→ **Task to carry out**
Every line that includes the word "near" is to be listed.

→ **Material for this exercise**

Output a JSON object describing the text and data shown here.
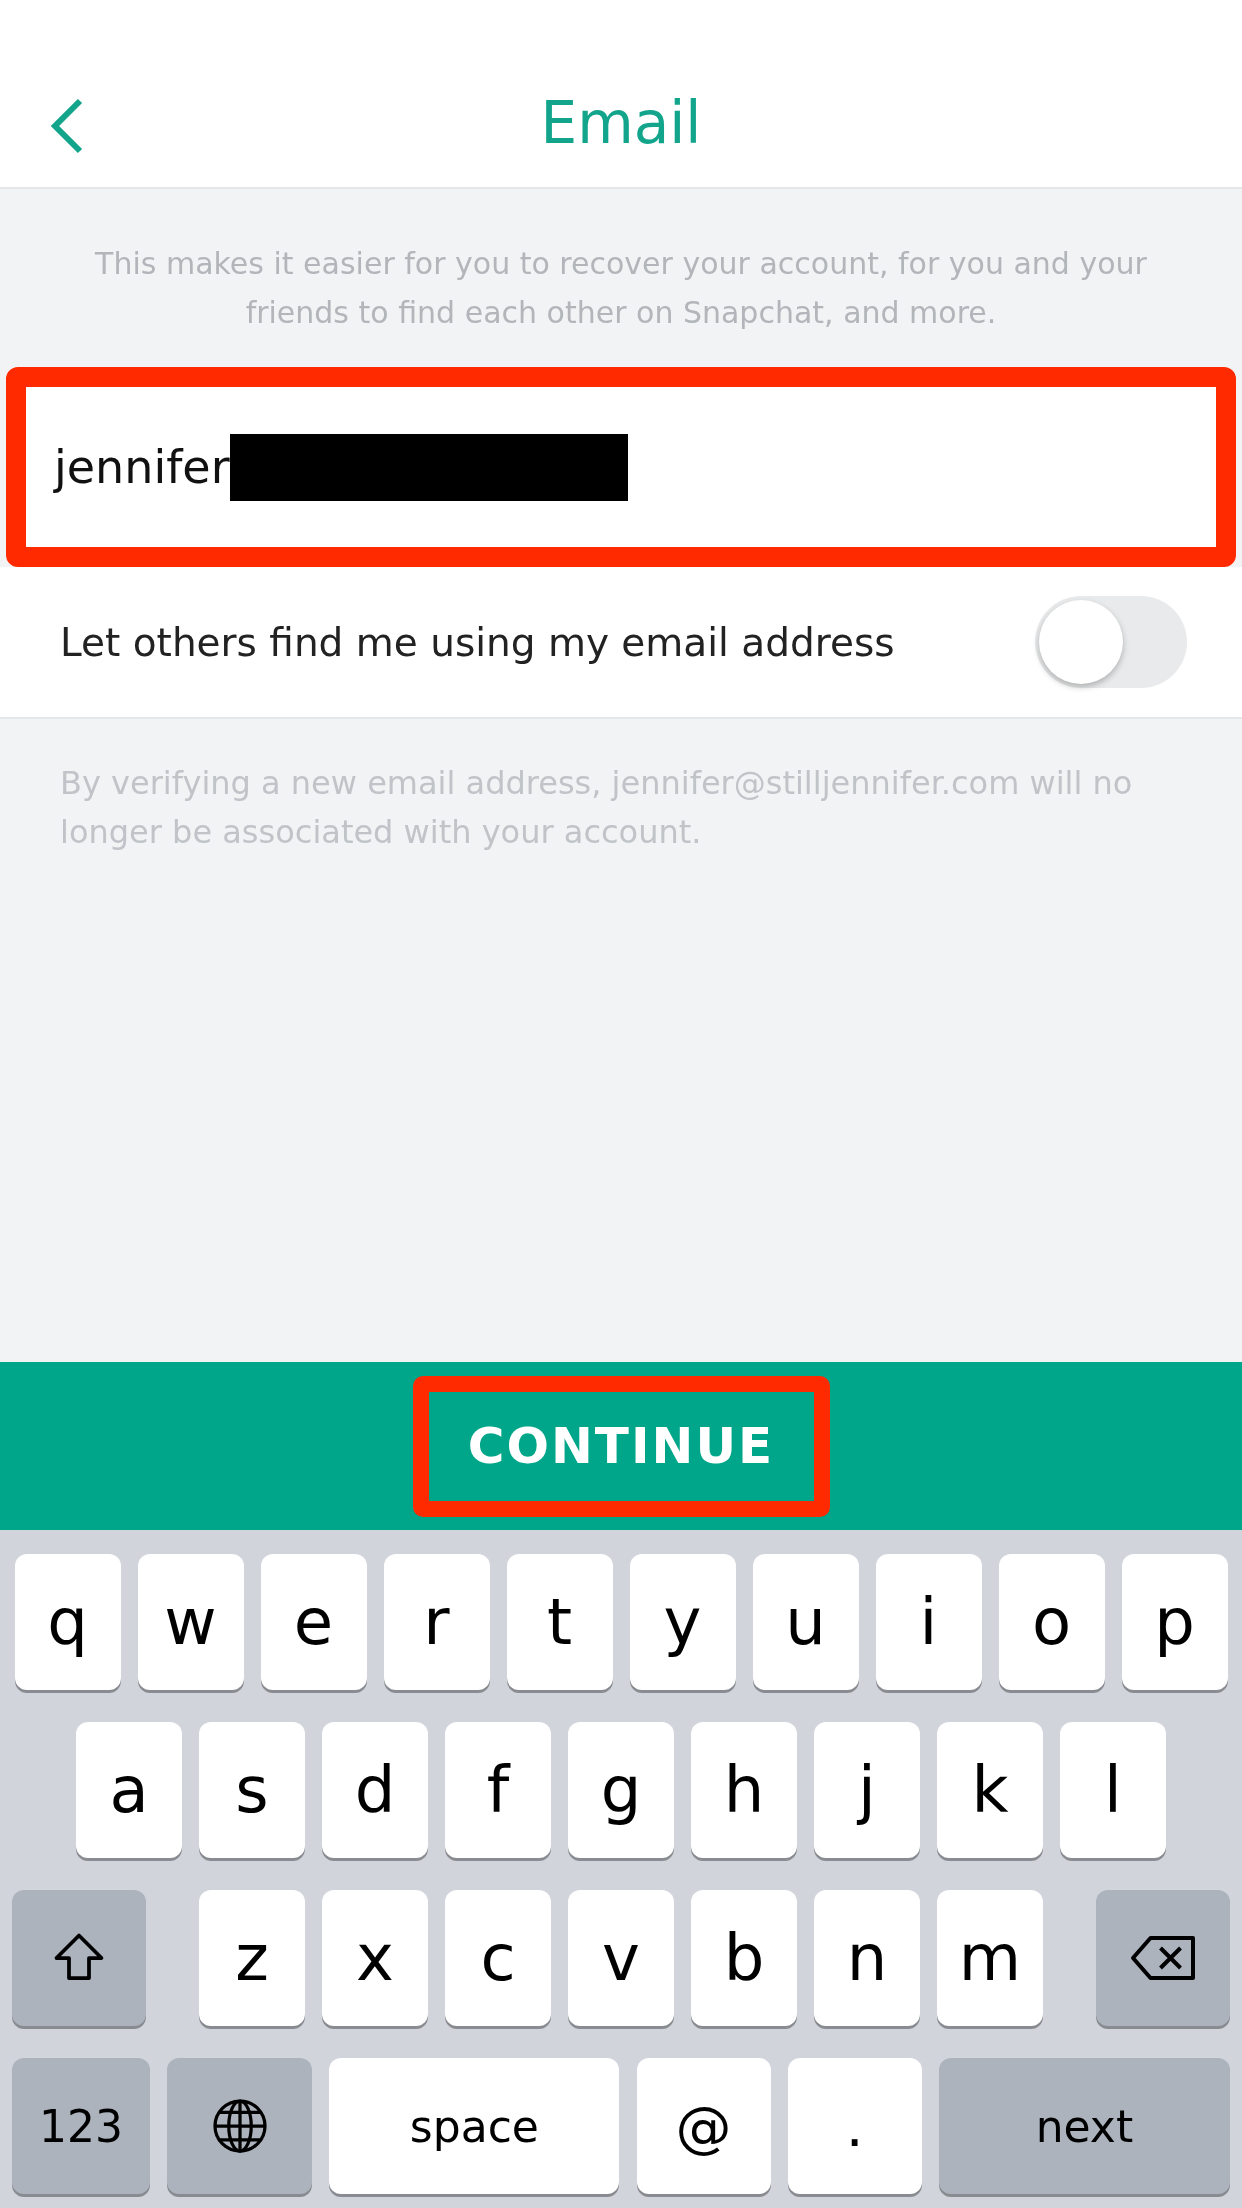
{
  "header": {
    "title": "Email"
  },
  "description": "This makes it easier for you to recover your account, for you and your friends to find each other on Snapchat, and more.",
  "email_field": {
    "value": "jennifer",
    "redacted": true,
    "highlighted": true
  },
  "discoverable": {
    "label": "Let others find me using my email address",
    "on": false
  },
  "note": "By verifying a new email address, jennifer@stilljennifer.com will no longer be associated with your account.",
  "continue_button": {
    "label": "CONTINUE",
    "highlighted": true
  },
  "keyboard": {
    "top_row": [
      {
        "kind": "letter",
        "label": "q"
      },
      {
        "kind": "letter",
        "label": "w"
      },
      {
        "kind": "letter",
        "label": "e"
      },
      {
        "kind": "letter",
        "label": "r"
      },
      {
        "kind": "letter",
        "label": "t"
      },
      {
        "kind": "letter",
        "label": "y"
      },
      {
        "kind": "letter",
        "label": "u"
      },
      {
        "kind": "letter",
        "label": "i"
      },
      {
        "kind": "letter",
        "label": "o"
      },
      {
        "kind": "letter",
        "label": "p"
      }
    ],
    "middle_row": [
      {
        "kind": "letter",
        "label": "a"
      },
      {
        "kind": "letter",
        "label": "s"
      },
      {
        "kind": "letter",
        "label": "d"
      },
      {
        "kind": "letter",
        "label": "f"
      },
      {
        "kind": "letter",
        "label": "g"
      },
      {
        "kind": "letter",
        "label": "h"
      },
      {
        "kind": "letter",
        "label": "j"
      },
      {
        "kind": "letter",
        "label": "k"
      },
      {
        "kind": "letter",
        "label": "l"
      }
    ],
    "bottom_row": [
      {
        "kind": "shift"
      },
      {
        "kind": "letter",
        "label": "z"
      },
      {
        "kind": "letter",
        "label": "x"
      },
      {
        "kind": "letter",
        "label": "c"
      },
      {
        "kind": "letter",
        "label": "v"
      },
      {
        "kind": "letter",
        "label": "b"
      },
      {
        "kind": "letter",
        "label": "n"
      },
      {
        "kind": "letter",
        "label": "m"
      },
      {
        "kind": "delete"
      }
    ],
    "function_row": [
      {
        "kind": "mode",
        "label": "123"
      },
      {
        "kind": "globe"
      },
      {
        "kind": "space",
        "label": "space"
      },
      {
        "kind": "symbol",
        "label": "@"
      },
      {
        "kind": "symbol",
        "label": "."
      },
      {
        "kind": "return",
        "label": "next"
      }
    ]
  }
}
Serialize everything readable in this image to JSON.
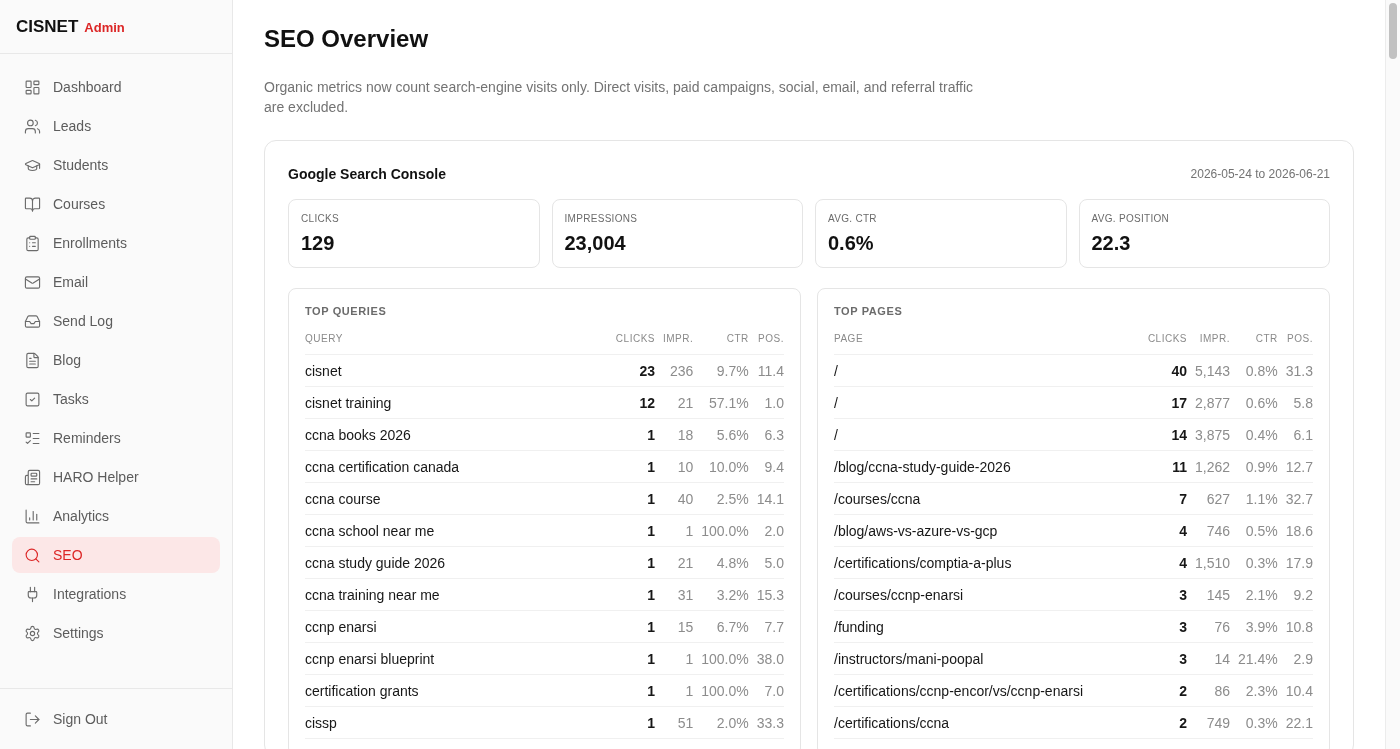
{
  "sidebar": {
    "brand": "CISNET",
    "brand_tag": "Admin",
    "items": [
      {
        "label": "Dashboard",
        "selected": false
      },
      {
        "label": "Leads",
        "selected": false
      },
      {
        "label": "Students",
        "selected": false
      },
      {
        "label": "Courses",
        "selected": false
      },
      {
        "label": "Enrollments",
        "selected": false
      },
      {
        "label": "Email",
        "selected": false
      },
      {
        "label": "Send Log",
        "selected": false
      },
      {
        "label": "Blog",
        "selected": false
      },
      {
        "label": "Tasks",
        "selected": false
      },
      {
        "label": "Reminders",
        "selected": false
      },
      {
        "label": "HARO Helper",
        "selected": false
      },
      {
        "label": "Analytics",
        "selected": false
      },
      {
        "label": "SEO",
        "selected": true
      },
      {
        "label": "Integrations",
        "selected": false
      },
      {
        "label": "Settings",
        "selected": false
      }
    ],
    "sign_out": "Sign Out"
  },
  "page": {
    "title": "SEO Overview",
    "description": "Organic metrics now count search-engine visits only. Direct visits, paid campaigns, social, email, and referral traffic are excluded."
  },
  "search_console": {
    "title": "Google Search Console",
    "date_range": "2026-05-24 to 2026-06-21",
    "stats": [
      {
        "label": "CLICKS",
        "value": "129"
      },
      {
        "label": "IMPRESSIONS",
        "value": "23,004"
      },
      {
        "label": "AVG. CTR",
        "value": "0.6%"
      },
      {
        "label": "AVG. POSITION",
        "value": "22.3"
      }
    ],
    "tables": [
      {
        "title": "TOP QUERIES",
        "columns": [
          "QUERY",
          "CLICKS",
          "IMPR.",
          "CTR",
          "POS."
        ],
        "rows": [
          [
            "cisnet",
            "23",
            "236",
            "9.7%",
            "11.4"
          ],
          [
            "cisnet training",
            "12",
            "21",
            "57.1%",
            "1.0"
          ],
          [
            "ccna books 2026",
            "1",
            "18",
            "5.6%",
            "6.3"
          ],
          [
            "ccna certification canada",
            "1",
            "10",
            "10.0%",
            "9.4"
          ],
          [
            "ccna course",
            "1",
            "40",
            "2.5%",
            "14.1"
          ],
          [
            "ccna school near me",
            "1",
            "1",
            "100.0%",
            "2.0"
          ],
          [
            "ccna study guide 2026",
            "1",
            "21",
            "4.8%",
            "5.0"
          ],
          [
            "ccna training near me",
            "1",
            "31",
            "3.2%",
            "15.3"
          ],
          [
            "ccnp enarsi",
            "1",
            "15",
            "6.7%",
            "7.7"
          ],
          [
            "ccnp enarsi blueprint",
            "1",
            "1",
            "100.0%",
            "38.0"
          ],
          [
            "certification grants",
            "1",
            "1",
            "100.0%",
            "7.0"
          ],
          [
            "cissp",
            "1",
            "51",
            "2.0%",
            "33.3"
          ]
        ]
      },
      {
        "title": "TOP PAGES",
        "columns": [
          "PAGE",
          "CLICKS",
          "IMPR.",
          "CTR",
          "POS."
        ],
        "rows": [
          [
            "/",
            "40",
            "5,143",
            "0.8%",
            "31.3"
          ],
          [
            "/",
            "17",
            "2,877",
            "0.6%",
            "5.8"
          ],
          [
            "/",
            "14",
            "3,875",
            "0.4%",
            "6.1"
          ],
          [
            "/blog/ccna-study-guide-2026",
            "11",
            "1,262",
            "0.9%",
            "12.7"
          ],
          [
            "/courses/ccna",
            "7",
            "627",
            "1.1%",
            "32.7"
          ],
          [
            "/blog/aws-vs-azure-vs-gcp",
            "4",
            "746",
            "0.5%",
            "18.6"
          ],
          [
            "/certifications/comptia-a-plus",
            "4",
            "1,510",
            "0.3%",
            "17.9"
          ],
          [
            "/courses/ccnp-enarsi",
            "3",
            "145",
            "2.1%",
            "9.2"
          ],
          [
            "/funding",
            "3",
            "76",
            "3.9%",
            "10.8"
          ],
          [
            "/instructors/mani-poopal",
            "3",
            "14",
            "21.4%",
            "2.9"
          ],
          [
            "/certifications/ccnp-encor/vs/ccnp-enarsi",
            "2",
            "86",
            "2.3%",
            "10.4"
          ],
          [
            "/certifications/ccna",
            "2",
            "749",
            "0.3%",
            "22.1"
          ]
        ]
      }
    ]
  }
}
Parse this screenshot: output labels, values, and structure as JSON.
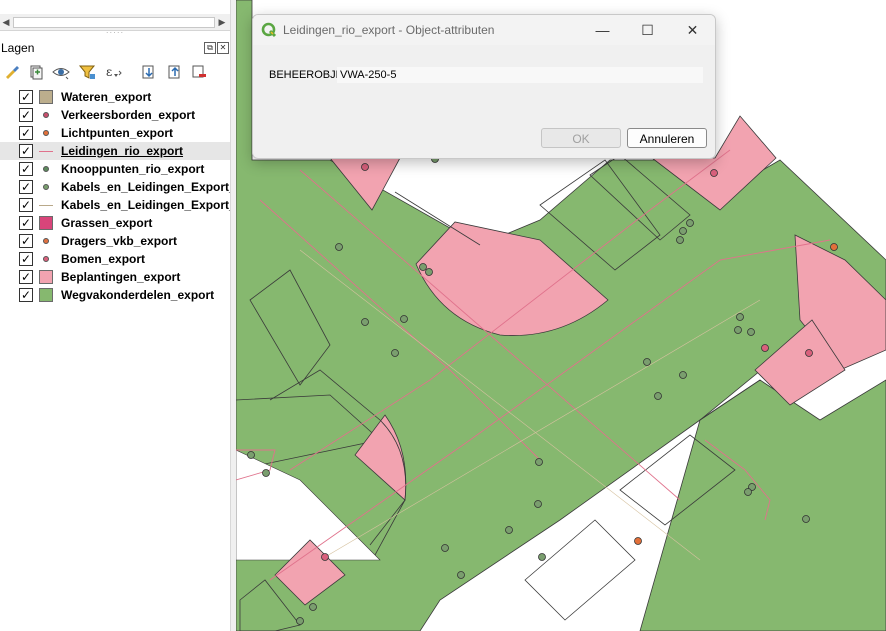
{
  "layers_panel": {
    "title": "Lagen",
    "header_buttons": [
      "float-icon",
      "close-icon"
    ],
    "toolbar_icons": [
      "style-brush-icon",
      "add-group-icon",
      "eye-visibility-icon",
      "filter-icon",
      "expression-filter-icon",
      "expand-all-icon",
      "collapse-all-icon",
      "remove-layer-icon"
    ],
    "layers": [
      {
        "name": "Wateren_export",
        "checked": true,
        "symbol": "fill",
        "color": "#bcae8d"
      },
      {
        "name": "Verkeersborden_export",
        "checked": true,
        "symbol": "dot",
        "color": "#c94f6d"
      },
      {
        "name": "Lichtpunten_export",
        "checked": true,
        "symbol": "dot",
        "color": "#e2703a"
      },
      {
        "name": "Leidingen_rio_export",
        "checked": true,
        "symbol": "line",
        "color": "#e0728c",
        "selected": true
      },
      {
        "name": "Knooppunten_rio_export",
        "checked": true,
        "symbol": "dot",
        "color": "#5e8a5e"
      },
      {
        "name": "Kabels_en_Leidingen_Export_p",
        "checked": true,
        "symbol": "dot",
        "color": "#7a9e6e"
      },
      {
        "name": "Kabels_en_Leidingen_Export_lij",
        "checked": true,
        "symbol": "line",
        "color": "#b9a98a"
      },
      {
        "name": "Grassen_export",
        "checked": true,
        "symbol": "fill",
        "color": "#d9457a"
      },
      {
        "name": "Dragers_vkb_export",
        "checked": true,
        "symbol": "dot",
        "color": "#e07040"
      },
      {
        "name": "Bomen_export",
        "checked": true,
        "symbol": "dot",
        "color": "#d9607c"
      },
      {
        "name": "Beplantingen_export",
        "checked": true,
        "symbol": "fill",
        "color": "#f2a3b0"
      },
      {
        "name": "Wegvakonderdelen_export",
        "checked": true,
        "symbol": "fill",
        "color": "#86b86f"
      }
    ]
  },
  "dialog": {
    "title": "Leidingen_rio_export - Object-attributen",
    "field_label": "BEHEEROBJE",
    "field_value": "VWA-250-5",
    "ok_label": "OK",
    "cancel_label": "Annuleren",
    "minimize_glyph": "—",
    "maximize_glyph": "☐",
    "close_glyph": "✕"
  },
  "map_colors": {
    "road": "#86b86f",
    "planting": "#f2a3b0",
    "pipe": "#e0728c",
    "node": "#7a9e6e",
    "light": "#e2703a"
  }
}
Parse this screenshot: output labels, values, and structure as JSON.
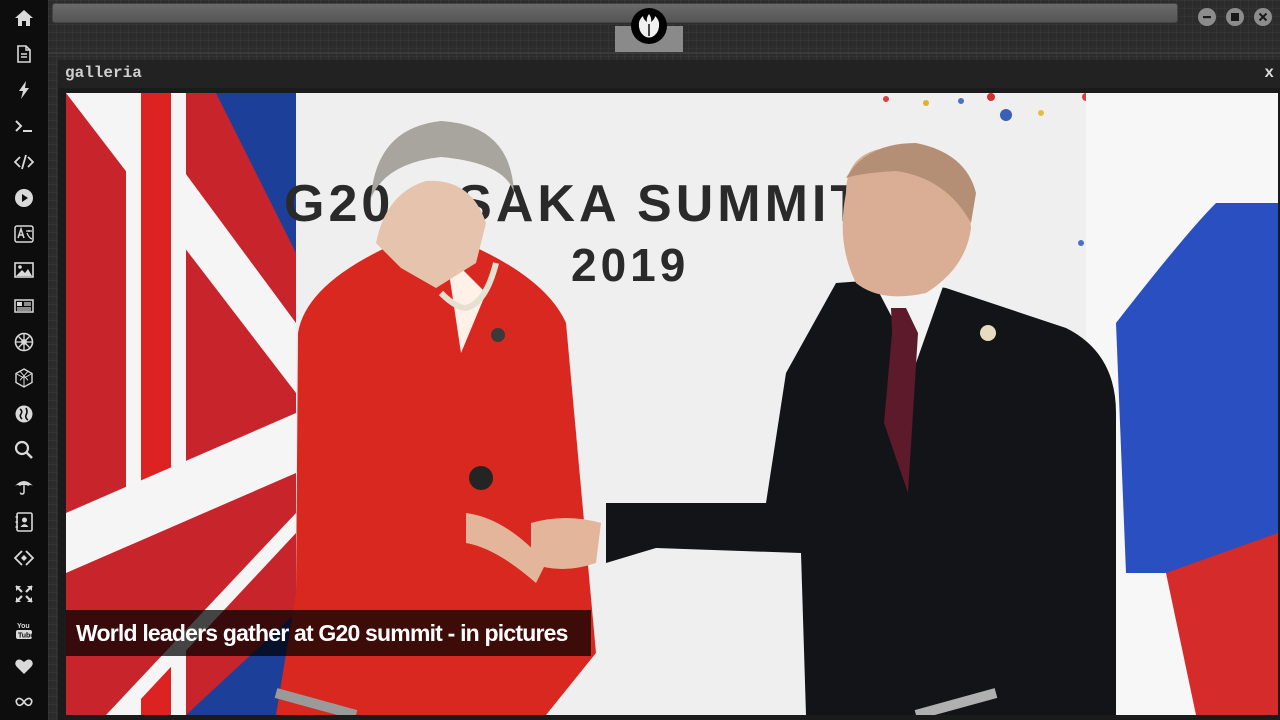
{
  "sidebar": {
    "items": [
      {
        "icon": "home-icon"
      },
      {
        "icon": "document-icon"
      },
      {
        "icon": "lightning-icon"
      },
      {
        "icon": "terminal-icon"
      },
      {
        "icon": "code-icon"
      },
      {
        "icon": "play-icon"
      },
      {
        "icon": "translate-icon"
      },
      {
        "icon": "image-icon"
      },
      {
        "icon": "newspaper-icon"
      },
      {
        "icon": "empire-icon"
      },
      {
        "icon": "cube-icon"
      },
      {
        "icon": "globe-icon"
      },
      {
        "icon": "search-icon"
      },
      {
        "icon": "umbrella-icon"
      },
      {
        "icon": "contacts-icon"
      },
      {
        "icon": "link-code-icon"
      },
      {
        "icon": "expand-icon"
      },
      {
        "icon": "youtube-icon"
      },
      {
        "icon": "heart-icon"
      },
      {
        "icon": "infinity-icon"
      }
    ]
  },
  "topbar": {
    "logo_icon": "rebel-alliance-icon",
    "buttons": [
      "minimize-icon",
      "maximize-icon",
      "close-icon"
    ]
  },
  "window": {
    "title": "galleria",
    "close_label": "x"
  },
  "gallery": {
    "banner_line1": "G20 OSAKA SUMMIT",
    "banner_line2": "2019",
    "caption": "World leaders gather at G20 summit - in pictures"
  },
  "colors": {
    "sidebar_bg": "#0d0d0d",
    "icon_color": "#d9d9d9",
    "window_bg": "#1b1b1b",
    "caption_bg": "#000000"
  }
}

→ **Correct output**
            "ccna school near me",
            "ccna training near me",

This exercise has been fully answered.